- **Prompt**
Copy out every line of the records where the string "있었으며" occurs.

- **Dataset excerpt**
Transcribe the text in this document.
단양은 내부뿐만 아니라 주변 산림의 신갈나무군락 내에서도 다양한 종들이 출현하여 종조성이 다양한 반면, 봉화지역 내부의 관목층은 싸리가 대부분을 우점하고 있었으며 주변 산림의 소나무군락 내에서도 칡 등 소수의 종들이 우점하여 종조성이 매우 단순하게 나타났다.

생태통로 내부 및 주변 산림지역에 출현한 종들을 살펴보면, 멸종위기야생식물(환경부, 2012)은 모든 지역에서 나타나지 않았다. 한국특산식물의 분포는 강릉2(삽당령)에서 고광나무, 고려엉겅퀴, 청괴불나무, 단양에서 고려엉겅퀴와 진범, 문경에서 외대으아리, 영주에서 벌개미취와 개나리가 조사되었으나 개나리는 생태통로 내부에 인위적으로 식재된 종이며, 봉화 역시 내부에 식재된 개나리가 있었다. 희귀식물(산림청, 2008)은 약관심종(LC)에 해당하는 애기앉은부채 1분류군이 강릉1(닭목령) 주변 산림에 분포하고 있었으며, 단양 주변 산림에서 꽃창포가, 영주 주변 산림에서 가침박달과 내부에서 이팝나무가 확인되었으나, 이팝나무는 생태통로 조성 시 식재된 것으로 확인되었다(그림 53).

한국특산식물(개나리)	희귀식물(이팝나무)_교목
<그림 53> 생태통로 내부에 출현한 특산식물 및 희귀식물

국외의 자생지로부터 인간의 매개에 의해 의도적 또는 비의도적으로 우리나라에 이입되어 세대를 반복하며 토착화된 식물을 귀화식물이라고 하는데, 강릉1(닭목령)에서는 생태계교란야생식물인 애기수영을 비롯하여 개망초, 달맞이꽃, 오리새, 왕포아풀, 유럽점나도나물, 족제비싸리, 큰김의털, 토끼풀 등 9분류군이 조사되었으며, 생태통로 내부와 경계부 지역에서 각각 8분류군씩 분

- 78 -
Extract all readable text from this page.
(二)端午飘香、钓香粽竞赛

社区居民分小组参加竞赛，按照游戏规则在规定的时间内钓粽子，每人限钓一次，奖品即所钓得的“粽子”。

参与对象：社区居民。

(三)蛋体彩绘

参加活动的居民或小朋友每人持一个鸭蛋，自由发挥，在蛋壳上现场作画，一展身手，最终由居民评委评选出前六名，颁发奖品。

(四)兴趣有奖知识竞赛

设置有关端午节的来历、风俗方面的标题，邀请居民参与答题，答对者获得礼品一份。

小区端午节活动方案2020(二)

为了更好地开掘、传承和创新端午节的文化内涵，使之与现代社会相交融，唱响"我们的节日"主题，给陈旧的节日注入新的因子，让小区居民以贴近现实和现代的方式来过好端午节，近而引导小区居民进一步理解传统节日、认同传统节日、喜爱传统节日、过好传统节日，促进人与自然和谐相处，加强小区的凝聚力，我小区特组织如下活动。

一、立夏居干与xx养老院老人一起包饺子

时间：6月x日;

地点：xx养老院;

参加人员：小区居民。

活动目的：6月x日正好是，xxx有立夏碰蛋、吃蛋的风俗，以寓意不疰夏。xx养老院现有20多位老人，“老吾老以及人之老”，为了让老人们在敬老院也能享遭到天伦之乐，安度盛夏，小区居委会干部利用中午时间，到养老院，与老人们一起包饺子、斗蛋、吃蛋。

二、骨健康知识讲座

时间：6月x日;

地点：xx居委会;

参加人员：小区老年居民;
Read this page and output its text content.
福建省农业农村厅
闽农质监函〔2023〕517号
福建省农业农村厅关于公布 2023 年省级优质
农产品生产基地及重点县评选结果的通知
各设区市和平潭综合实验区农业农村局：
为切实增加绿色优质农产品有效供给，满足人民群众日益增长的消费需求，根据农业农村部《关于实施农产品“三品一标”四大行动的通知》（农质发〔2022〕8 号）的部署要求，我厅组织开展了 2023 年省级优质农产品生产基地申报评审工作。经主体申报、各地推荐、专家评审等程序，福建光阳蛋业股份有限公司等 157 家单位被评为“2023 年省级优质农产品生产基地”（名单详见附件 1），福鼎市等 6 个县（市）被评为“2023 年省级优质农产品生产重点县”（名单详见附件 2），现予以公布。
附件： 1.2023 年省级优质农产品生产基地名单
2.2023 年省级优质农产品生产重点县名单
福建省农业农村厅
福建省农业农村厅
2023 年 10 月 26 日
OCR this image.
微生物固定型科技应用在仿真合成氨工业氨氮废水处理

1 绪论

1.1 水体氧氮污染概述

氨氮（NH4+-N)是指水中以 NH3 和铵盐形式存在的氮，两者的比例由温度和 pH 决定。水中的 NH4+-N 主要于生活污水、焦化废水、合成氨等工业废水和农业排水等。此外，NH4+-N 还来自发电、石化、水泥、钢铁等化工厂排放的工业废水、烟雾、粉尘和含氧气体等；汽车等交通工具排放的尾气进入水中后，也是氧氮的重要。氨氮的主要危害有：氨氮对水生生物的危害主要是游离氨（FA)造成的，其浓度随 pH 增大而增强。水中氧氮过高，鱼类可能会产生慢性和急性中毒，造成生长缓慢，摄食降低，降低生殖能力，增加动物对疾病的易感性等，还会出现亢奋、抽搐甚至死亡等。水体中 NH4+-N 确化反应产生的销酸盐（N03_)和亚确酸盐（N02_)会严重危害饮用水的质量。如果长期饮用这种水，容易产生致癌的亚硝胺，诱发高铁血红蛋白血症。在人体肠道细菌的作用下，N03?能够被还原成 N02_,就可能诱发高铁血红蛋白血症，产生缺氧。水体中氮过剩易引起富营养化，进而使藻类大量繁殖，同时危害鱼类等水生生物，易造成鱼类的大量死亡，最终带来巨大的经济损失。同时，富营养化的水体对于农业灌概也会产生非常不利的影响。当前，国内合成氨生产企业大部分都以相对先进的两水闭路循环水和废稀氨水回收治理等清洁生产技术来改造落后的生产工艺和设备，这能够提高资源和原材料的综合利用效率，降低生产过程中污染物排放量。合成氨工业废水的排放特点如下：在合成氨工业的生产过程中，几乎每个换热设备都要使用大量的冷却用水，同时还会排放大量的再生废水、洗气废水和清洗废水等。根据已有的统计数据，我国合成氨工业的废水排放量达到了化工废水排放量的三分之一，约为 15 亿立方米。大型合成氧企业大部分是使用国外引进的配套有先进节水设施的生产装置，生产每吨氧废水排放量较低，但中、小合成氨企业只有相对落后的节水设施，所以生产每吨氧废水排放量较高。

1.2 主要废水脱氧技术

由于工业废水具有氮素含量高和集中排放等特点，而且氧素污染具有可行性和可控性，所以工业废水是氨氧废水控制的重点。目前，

- **Reply to the exercise**
단양은 내부뿐만 아니라 주변 산림의 신갈나무군락 내에서도 다양한 종들이 출현하여 종조성이 다양한 반면, 봉화지역 내부의 관목층은 싸리가 대부분을 우점하고 있었으며 주변 산림의 소나무군락 내에서도 칡 등 소수의 종들이 우점하여 종조성이 매우 단순하게 나타났다.
생태통로 내부 및 주변 산림지역에 출현한 종들을 살펴보면, 멸종위기야생식물(환경부, 2012)은 모든 지역에서 나타나지 않았다. 한국특산식물의 분포는 강릉2(삽당령)에서 고광나무, 고려엉겅퀴, 청괴불나무, 단양에서 고려엉겅퀴와 진범, 문경에서 외대으아리, 영주에서 벌개미취와 개나리가 조사되었으나 개나리는 생태통로 내부에 인위적으로 식재된 종이며, 봉화 역시 내부에 식재된 개나리가 있었다. 희귀식물(산림청, 2008)은 약관심종(LC)에 해당하는 애기앉은부채 1분류군이 강릉1(닭목령) 주변 산림에 분포하고 있었으며, 단양 주변 산림에서 꽃창포가, 영주 주변 산림에서 가침박달과 내부에서 이팝나무가 확인되었으나, 이팝나무는 생태통로 조성 시 식재된 것으로 확인되었다(그림 53).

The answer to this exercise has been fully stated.